<<<<
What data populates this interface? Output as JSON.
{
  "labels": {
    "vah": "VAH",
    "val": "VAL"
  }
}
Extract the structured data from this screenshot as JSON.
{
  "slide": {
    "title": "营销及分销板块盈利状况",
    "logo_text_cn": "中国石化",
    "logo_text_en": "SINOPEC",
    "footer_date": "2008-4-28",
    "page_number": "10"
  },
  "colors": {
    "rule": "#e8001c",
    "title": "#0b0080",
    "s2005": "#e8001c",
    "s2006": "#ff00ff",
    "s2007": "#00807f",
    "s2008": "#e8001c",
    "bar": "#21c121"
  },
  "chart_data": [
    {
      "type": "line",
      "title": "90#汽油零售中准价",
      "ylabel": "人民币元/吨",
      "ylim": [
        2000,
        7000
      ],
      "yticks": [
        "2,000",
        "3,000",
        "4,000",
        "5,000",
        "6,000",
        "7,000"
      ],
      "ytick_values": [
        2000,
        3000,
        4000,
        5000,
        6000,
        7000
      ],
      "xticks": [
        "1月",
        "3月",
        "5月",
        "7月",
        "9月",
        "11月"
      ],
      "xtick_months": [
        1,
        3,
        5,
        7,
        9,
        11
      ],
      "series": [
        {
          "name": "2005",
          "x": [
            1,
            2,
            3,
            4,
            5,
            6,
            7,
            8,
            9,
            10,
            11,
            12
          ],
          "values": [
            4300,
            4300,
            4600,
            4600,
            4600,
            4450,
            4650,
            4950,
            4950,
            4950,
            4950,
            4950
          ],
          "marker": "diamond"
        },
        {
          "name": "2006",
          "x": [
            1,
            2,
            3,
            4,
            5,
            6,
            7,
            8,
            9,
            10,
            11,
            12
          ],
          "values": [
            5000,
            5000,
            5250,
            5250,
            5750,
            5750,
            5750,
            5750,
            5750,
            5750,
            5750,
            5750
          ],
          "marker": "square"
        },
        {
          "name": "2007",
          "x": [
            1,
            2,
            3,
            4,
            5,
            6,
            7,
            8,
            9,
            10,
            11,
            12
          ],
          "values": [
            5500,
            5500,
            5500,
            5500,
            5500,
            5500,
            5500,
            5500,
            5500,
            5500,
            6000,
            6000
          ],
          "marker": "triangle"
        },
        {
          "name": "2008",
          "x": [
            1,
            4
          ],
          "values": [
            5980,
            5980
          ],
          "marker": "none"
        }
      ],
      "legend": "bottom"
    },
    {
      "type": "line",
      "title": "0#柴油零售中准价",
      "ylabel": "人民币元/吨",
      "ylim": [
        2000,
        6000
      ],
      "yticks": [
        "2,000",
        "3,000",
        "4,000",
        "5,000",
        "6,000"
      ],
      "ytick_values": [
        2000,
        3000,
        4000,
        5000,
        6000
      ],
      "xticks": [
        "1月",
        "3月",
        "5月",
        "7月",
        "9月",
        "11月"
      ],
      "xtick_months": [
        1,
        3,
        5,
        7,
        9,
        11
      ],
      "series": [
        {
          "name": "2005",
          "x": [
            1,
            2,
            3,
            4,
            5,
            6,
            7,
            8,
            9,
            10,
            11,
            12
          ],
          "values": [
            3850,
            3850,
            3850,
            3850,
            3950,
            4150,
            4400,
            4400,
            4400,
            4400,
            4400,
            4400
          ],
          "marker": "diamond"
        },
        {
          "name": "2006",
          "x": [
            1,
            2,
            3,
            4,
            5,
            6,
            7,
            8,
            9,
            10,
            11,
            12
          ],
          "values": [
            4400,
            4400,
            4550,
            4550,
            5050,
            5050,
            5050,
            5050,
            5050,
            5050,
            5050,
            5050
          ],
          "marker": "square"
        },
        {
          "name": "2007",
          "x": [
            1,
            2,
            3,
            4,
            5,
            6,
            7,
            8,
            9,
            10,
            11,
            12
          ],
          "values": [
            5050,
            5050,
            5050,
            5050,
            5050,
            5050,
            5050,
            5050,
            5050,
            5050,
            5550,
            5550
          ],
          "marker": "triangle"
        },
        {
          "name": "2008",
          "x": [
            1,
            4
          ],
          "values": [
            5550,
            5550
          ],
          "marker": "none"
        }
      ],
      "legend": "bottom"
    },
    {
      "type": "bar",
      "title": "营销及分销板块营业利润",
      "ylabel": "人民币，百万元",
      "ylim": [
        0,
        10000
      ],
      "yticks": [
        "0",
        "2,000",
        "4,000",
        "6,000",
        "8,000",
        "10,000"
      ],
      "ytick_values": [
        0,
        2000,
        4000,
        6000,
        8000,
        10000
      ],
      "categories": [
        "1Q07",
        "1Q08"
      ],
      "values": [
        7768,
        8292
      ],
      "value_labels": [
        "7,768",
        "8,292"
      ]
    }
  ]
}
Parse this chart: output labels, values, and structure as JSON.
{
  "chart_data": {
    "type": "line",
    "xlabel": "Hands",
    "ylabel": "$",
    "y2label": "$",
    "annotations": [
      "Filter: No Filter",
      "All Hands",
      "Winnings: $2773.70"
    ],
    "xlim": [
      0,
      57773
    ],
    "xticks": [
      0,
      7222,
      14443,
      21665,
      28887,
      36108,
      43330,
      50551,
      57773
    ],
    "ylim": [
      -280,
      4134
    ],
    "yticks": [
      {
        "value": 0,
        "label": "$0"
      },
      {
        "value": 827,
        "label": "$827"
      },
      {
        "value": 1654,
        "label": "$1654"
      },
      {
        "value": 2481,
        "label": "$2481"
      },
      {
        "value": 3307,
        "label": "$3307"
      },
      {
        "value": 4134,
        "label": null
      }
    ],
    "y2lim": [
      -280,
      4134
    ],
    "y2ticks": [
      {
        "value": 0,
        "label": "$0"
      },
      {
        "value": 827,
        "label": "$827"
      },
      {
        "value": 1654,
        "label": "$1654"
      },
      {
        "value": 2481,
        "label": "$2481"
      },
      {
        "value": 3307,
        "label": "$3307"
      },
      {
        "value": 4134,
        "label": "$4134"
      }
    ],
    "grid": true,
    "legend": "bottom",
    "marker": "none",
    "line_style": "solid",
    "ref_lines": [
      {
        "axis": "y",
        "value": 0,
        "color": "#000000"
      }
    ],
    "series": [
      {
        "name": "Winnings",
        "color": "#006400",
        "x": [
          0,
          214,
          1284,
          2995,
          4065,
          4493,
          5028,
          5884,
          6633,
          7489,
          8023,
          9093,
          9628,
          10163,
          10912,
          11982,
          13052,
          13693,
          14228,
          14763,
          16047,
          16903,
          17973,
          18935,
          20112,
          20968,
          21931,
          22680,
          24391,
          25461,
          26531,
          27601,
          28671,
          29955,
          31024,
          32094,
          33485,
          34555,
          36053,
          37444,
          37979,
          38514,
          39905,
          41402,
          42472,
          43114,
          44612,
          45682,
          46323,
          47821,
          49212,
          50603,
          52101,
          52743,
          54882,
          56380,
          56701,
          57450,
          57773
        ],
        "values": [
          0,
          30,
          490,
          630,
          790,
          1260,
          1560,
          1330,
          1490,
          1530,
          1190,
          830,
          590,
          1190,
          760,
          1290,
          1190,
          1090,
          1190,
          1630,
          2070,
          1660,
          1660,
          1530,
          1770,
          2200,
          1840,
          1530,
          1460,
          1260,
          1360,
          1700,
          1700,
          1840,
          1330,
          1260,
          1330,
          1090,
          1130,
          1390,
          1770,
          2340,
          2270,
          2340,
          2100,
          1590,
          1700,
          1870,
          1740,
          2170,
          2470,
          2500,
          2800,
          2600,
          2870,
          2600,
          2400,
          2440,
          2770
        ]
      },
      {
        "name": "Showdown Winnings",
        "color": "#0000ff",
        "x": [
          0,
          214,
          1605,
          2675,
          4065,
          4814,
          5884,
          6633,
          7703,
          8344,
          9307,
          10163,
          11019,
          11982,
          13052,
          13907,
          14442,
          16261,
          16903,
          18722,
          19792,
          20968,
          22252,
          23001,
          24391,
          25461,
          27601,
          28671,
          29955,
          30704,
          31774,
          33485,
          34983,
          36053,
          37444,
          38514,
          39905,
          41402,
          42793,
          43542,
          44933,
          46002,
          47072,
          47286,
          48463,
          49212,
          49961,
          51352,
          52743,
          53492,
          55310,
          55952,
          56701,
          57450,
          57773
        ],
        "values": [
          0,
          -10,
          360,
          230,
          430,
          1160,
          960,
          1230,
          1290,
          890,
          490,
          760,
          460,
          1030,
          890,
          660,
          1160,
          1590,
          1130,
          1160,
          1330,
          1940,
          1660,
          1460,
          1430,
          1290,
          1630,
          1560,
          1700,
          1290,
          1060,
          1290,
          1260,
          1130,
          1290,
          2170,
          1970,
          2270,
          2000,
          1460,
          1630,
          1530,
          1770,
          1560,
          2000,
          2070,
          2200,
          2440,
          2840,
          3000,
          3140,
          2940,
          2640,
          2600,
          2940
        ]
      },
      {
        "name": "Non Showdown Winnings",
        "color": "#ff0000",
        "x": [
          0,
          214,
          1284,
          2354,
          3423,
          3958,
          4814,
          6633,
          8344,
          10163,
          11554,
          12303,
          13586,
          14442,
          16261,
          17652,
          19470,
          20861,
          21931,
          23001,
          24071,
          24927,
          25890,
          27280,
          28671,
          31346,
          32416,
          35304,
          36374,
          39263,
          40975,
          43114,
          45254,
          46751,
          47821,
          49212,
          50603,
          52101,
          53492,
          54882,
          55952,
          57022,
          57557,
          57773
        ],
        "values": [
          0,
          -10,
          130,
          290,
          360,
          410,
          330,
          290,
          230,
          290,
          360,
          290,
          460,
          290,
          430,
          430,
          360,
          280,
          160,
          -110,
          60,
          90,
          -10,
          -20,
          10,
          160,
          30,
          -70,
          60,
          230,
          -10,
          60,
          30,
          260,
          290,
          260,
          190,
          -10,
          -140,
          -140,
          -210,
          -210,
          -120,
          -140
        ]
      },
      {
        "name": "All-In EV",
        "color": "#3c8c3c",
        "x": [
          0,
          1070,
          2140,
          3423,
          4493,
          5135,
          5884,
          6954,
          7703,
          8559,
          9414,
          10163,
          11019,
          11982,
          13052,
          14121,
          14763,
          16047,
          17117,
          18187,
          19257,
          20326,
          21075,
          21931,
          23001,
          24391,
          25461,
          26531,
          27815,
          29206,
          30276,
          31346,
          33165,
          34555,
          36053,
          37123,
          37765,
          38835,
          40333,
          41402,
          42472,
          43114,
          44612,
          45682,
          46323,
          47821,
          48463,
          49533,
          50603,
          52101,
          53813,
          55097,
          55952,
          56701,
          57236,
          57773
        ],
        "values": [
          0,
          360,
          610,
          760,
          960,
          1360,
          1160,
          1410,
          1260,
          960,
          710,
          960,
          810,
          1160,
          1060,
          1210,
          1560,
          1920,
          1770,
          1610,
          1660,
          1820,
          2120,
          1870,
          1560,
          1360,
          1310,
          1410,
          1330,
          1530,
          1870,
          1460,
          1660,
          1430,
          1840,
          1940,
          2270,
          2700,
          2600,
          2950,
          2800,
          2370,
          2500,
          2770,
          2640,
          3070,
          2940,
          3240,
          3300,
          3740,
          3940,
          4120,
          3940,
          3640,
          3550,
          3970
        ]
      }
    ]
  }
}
>>>>
*WHAT YOU ARE ASKED TO DO*
From the listing above, copy every line that includes the word "ylabel".

*REPLY TO THE EXERCISE*
      "ylabel": "人民币元/吨",
      "ylabel": "人民币元/吨",
      "ylabel": "人民币，百万元",
    "ylabel": "$",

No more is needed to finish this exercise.